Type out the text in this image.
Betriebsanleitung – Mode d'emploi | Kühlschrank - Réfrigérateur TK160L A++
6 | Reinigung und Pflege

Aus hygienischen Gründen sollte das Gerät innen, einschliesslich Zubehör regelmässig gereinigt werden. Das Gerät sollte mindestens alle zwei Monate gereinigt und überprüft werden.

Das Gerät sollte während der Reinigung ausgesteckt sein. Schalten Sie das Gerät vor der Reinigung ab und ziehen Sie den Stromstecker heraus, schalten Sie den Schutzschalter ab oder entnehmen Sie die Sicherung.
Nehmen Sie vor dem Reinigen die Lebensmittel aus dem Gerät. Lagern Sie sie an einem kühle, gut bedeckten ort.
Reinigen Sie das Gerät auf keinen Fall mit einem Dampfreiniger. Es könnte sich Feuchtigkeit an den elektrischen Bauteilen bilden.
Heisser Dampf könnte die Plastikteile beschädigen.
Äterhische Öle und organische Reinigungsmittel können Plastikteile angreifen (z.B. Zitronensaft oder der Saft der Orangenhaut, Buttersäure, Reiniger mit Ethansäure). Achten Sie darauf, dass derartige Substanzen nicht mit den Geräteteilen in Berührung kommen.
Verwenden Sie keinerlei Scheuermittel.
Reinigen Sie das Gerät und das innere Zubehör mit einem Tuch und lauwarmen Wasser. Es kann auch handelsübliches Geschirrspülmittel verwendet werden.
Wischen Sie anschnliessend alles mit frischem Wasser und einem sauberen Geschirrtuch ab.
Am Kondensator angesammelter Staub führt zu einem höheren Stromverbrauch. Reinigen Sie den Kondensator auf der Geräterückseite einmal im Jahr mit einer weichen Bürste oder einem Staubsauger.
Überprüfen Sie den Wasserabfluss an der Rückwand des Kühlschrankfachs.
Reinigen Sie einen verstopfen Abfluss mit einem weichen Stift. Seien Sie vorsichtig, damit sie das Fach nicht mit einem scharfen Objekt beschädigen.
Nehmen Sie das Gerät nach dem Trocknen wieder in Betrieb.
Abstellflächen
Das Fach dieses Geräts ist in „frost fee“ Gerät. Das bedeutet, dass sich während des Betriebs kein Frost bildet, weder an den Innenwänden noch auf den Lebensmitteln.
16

==*==

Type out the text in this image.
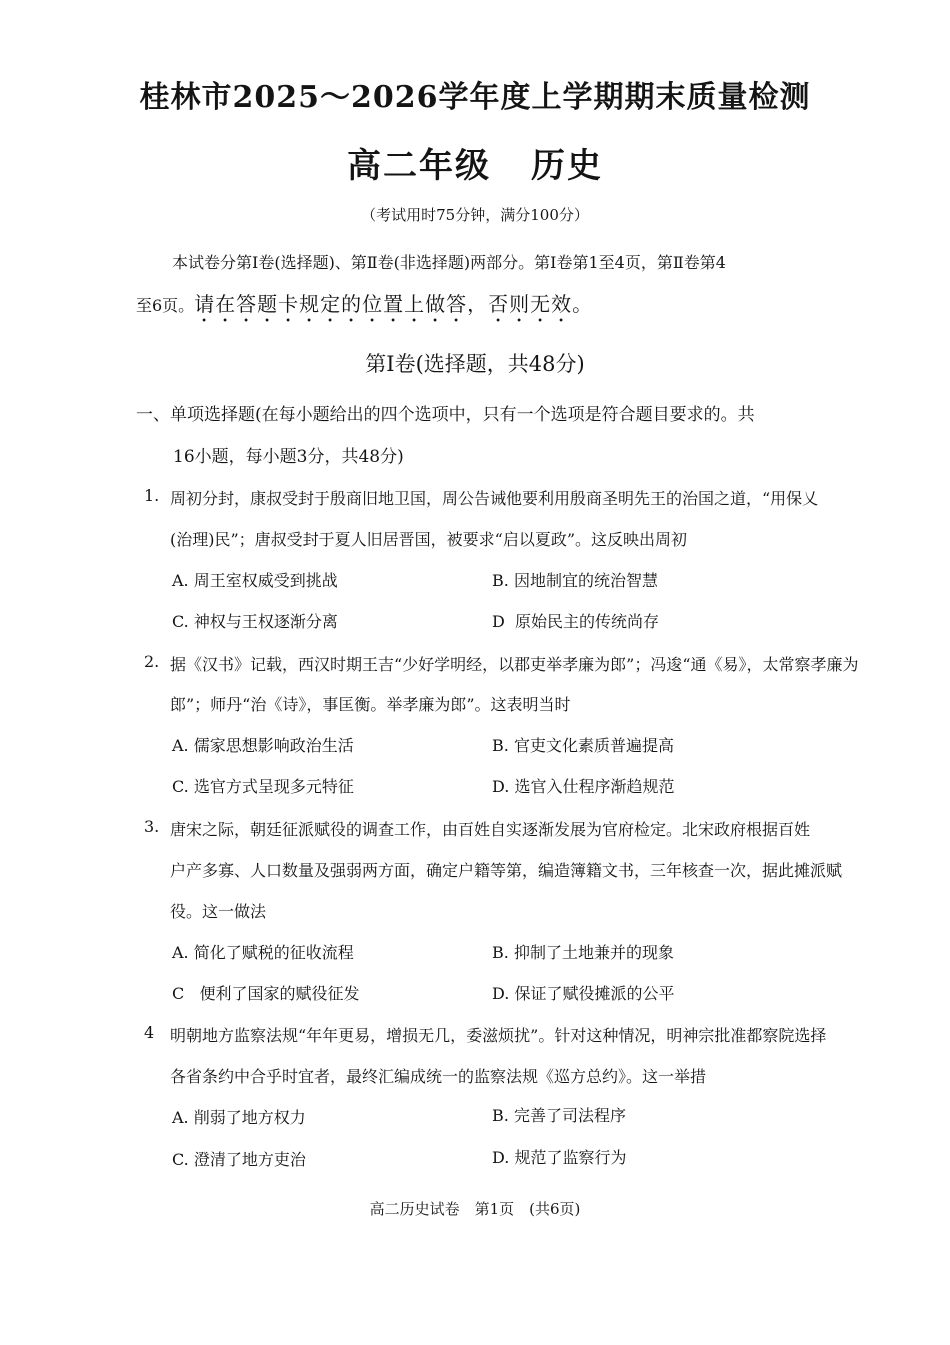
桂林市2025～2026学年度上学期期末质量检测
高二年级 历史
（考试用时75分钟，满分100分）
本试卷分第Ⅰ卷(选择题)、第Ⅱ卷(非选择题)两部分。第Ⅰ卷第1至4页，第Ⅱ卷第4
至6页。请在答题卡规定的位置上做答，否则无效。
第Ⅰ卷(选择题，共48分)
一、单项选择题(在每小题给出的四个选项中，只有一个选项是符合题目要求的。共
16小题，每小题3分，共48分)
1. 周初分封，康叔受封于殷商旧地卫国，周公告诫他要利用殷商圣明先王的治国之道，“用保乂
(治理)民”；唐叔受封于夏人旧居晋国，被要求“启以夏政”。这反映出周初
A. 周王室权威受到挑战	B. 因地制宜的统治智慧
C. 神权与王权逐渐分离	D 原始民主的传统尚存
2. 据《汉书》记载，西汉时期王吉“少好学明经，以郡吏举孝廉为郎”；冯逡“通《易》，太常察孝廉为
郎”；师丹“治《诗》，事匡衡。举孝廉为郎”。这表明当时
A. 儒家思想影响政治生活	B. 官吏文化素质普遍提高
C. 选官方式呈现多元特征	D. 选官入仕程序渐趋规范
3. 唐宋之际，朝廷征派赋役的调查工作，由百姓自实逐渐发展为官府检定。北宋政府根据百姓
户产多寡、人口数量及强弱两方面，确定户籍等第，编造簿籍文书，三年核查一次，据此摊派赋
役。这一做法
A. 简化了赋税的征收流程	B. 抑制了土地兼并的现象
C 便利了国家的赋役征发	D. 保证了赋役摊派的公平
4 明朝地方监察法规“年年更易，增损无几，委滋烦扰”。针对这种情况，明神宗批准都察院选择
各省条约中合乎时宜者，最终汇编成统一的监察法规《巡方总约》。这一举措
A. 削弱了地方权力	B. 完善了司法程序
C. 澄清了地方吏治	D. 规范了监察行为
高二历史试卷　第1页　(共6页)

==*==

**Aim:** Go through the entries above and count the lines containing the word "dass"; give only that count.

**Solution to this exercise:** 2